--- Listed records ---

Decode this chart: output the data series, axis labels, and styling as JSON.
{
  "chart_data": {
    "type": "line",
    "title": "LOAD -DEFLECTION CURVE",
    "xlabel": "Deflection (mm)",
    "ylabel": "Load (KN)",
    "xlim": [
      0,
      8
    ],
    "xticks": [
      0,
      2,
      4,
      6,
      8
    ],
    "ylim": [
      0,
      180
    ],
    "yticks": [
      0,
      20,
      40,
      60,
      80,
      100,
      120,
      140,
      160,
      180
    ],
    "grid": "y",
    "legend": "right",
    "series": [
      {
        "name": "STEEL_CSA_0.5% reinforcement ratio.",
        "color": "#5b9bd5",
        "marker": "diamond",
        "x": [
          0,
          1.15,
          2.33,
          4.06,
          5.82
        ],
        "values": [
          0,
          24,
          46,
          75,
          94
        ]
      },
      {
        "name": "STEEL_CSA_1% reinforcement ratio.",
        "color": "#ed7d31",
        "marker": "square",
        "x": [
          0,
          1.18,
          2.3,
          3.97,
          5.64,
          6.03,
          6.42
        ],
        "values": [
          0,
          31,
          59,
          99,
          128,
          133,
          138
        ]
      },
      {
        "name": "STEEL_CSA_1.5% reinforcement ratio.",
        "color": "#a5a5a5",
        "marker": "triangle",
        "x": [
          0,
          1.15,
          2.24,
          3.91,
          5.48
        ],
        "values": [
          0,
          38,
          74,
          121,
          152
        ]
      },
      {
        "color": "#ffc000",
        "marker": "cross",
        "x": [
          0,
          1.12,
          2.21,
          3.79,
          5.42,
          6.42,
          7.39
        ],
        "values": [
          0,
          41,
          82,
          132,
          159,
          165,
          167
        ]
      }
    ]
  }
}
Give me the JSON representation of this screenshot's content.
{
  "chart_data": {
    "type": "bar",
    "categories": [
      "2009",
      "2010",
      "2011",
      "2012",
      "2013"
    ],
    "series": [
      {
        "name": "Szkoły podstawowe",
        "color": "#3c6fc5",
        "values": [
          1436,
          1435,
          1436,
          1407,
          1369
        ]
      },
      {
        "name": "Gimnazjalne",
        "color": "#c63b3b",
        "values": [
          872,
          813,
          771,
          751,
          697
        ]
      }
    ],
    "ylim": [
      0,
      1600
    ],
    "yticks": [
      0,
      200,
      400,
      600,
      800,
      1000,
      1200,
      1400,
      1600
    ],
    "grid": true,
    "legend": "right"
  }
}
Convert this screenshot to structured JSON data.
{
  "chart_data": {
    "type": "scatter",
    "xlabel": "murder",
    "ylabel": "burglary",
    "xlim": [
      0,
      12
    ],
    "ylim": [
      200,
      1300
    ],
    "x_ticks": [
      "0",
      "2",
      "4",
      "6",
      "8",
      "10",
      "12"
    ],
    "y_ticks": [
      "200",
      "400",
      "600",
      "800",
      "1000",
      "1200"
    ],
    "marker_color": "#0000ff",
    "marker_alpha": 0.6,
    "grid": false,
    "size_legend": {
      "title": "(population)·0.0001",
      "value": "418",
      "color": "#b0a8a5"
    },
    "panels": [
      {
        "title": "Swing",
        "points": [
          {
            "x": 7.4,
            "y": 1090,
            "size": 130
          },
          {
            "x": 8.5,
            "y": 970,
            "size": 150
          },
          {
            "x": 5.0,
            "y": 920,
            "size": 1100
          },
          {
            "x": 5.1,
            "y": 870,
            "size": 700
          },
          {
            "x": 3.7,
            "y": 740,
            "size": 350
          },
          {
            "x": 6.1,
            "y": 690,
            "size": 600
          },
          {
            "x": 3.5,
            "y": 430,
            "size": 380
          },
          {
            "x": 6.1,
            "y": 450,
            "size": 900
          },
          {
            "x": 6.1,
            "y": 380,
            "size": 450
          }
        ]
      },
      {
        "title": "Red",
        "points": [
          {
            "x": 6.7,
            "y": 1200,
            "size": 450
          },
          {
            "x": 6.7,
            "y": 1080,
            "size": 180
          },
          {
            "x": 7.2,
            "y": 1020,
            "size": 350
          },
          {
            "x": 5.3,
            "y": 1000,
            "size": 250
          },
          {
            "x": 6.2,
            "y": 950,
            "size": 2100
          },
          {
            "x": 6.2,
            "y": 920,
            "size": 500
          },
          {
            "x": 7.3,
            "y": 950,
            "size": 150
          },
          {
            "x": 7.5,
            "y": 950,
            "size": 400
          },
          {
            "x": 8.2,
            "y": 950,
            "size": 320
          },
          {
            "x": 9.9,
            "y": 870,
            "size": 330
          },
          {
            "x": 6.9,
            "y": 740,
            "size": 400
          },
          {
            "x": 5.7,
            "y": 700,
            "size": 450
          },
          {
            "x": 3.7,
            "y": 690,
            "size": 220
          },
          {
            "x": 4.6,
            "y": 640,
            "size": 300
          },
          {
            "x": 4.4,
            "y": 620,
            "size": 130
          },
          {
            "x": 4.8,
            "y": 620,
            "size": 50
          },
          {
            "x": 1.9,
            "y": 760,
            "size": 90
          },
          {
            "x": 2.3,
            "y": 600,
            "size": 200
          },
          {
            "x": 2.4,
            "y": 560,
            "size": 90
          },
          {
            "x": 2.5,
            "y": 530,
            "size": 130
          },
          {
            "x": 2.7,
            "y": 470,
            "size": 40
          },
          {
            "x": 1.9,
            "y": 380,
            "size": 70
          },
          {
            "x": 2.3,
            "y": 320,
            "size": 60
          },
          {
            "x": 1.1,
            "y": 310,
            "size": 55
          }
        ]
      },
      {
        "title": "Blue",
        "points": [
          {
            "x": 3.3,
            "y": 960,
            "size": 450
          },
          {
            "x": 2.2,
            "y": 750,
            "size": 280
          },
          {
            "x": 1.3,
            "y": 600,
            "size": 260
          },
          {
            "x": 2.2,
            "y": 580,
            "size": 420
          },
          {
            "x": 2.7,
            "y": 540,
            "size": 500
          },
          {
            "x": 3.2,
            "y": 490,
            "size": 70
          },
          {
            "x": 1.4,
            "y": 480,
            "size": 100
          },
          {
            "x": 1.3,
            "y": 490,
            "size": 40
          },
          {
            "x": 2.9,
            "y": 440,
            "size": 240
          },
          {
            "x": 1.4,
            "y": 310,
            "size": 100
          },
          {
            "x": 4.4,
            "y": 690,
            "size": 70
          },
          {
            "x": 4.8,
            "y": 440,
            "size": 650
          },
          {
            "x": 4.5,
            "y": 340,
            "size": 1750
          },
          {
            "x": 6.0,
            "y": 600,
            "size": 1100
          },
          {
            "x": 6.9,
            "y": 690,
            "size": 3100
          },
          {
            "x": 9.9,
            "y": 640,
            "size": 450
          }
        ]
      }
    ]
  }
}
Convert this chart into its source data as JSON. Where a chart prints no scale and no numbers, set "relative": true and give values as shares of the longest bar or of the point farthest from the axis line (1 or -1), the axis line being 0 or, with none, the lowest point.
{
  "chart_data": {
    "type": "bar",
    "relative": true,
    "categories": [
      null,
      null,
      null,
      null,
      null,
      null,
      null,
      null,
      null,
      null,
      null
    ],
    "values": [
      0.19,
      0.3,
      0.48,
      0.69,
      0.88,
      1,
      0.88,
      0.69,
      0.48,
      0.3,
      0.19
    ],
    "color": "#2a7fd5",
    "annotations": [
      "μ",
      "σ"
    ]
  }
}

---

- What needs to be done
From the entries above, extract every line where the word "screenshot" appears.

- Problem solution
Give me the JSON representation of this screenshot's content.
Convert this screenshot to structured JSON data.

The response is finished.